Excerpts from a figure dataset
>>

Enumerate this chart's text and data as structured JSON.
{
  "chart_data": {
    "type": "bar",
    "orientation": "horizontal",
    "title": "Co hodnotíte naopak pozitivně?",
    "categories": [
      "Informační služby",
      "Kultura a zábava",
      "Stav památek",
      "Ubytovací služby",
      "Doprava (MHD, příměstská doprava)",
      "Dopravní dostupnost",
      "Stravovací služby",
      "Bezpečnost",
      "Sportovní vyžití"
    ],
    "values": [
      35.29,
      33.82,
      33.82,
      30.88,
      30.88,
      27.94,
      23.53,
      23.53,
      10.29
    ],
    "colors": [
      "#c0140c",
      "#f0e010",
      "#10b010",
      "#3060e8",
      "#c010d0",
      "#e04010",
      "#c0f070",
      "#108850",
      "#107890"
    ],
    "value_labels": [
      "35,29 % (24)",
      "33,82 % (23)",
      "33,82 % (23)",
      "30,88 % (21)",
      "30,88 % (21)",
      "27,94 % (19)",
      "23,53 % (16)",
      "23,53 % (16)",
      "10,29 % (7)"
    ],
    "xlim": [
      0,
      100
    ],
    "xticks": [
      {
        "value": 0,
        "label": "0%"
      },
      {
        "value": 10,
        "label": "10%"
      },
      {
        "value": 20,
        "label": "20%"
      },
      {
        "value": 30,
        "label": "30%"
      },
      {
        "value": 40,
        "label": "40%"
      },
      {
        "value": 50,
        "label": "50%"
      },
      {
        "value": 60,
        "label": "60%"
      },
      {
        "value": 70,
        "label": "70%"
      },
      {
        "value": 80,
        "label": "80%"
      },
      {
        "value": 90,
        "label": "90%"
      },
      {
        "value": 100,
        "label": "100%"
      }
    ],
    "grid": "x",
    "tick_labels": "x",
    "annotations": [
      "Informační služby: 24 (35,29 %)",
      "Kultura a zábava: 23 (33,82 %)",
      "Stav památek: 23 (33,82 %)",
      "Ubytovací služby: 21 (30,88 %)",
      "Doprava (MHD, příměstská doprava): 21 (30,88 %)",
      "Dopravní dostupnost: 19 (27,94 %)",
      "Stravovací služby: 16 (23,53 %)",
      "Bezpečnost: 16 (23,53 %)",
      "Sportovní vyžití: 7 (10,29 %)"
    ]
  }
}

<<

[Task brief]:
Give back the data above exactly as it appears.

[Answer to this task]:
Enumerate this chart's text and data as structured JSON.
{
  "chart_data": {
    "type": "bar",
    "orientation": "horizontal",
    "title": "Co hodnotíte naopak pozitivně?",
    "categories": [
      "Informační služby",
      "Kultura a zábava",
      "Stav památek",
      "Ubytovací služby",
      "Doprava (MHD, příměstská doprava)",
      "Dopravní dostupnost",
      "Stravovací služby",
      "Bezpečnost",
      "Sportovní vyžití"
    ],
    "values": [
      35.29,
      33.82,
      33.82,
      30.88,
      30.88,
      27.94,
      23.53,
      23.53,
      10.29
    ],
    "colors": [
      "#c0140c",
      "#f0e010",
      "#10b010",
      "#3060e8",
      "#c010d0",
      "#e04010",
      "#c0f070",
      "#108850",
      "#107890"
    ],
    "value_labels": [
      "35,29 % (24)",
      "33,82 % (23)",
      "33,82 % (23)",
      "30,88 % (21)",
      "30,88 % (21)",
      "27,94 % (19)",
      "23,53 % (16)",
      "23,53 % (16)",
      "10,29 % (7)"
    ],
    "xlim": [
      0,
      100
    ],
    "xticks": [
      {
        "value": 0,
        "label": "0%"
      },
      {
        "value": 10,
        "label": "10%"
      },
      {
        "value": 20,
        "label": "20%"
      },
      {
        "value": 30,
        "label": "30%"
      },
      {
        "value": 40,
        "label": "40%"
      },
      {
        "value": 50,
        "label": "50%"
      },
      {
        "value": 60,
        "label": "60%"
      },
      {
        "value": 70,
        "label": "70%"
      },
      {
        "value": 80,
        "label": "80%"
      },
      {
        "value": 90,
        "label": "90%"
      },
      {
        "value": 100,
        "label": "100%"
      }
    ],
    "grid": "x",
    "tick_labels": "x",
    "annotations": [
      "Informační služby: 24 (35,29 %)",
      "Kultura a zábava: 23 (33,82 %)",
      "Stav památek: 23 (33,82 %)",
      "Ubytovací služby: 21 (30,88 %)",
      "Doprava (MHD, příměstská doprava): 21 (30,88 %)",
      "Dopravní dostupnost: 19 (27,94 %)",
      "Stravovací služby: 16 (23,53 %)",
      "Bezpečnost: 16 (23,53 %)",
      "Sportovní vyžití: 7 (10,29 %)"
    ]
  }
}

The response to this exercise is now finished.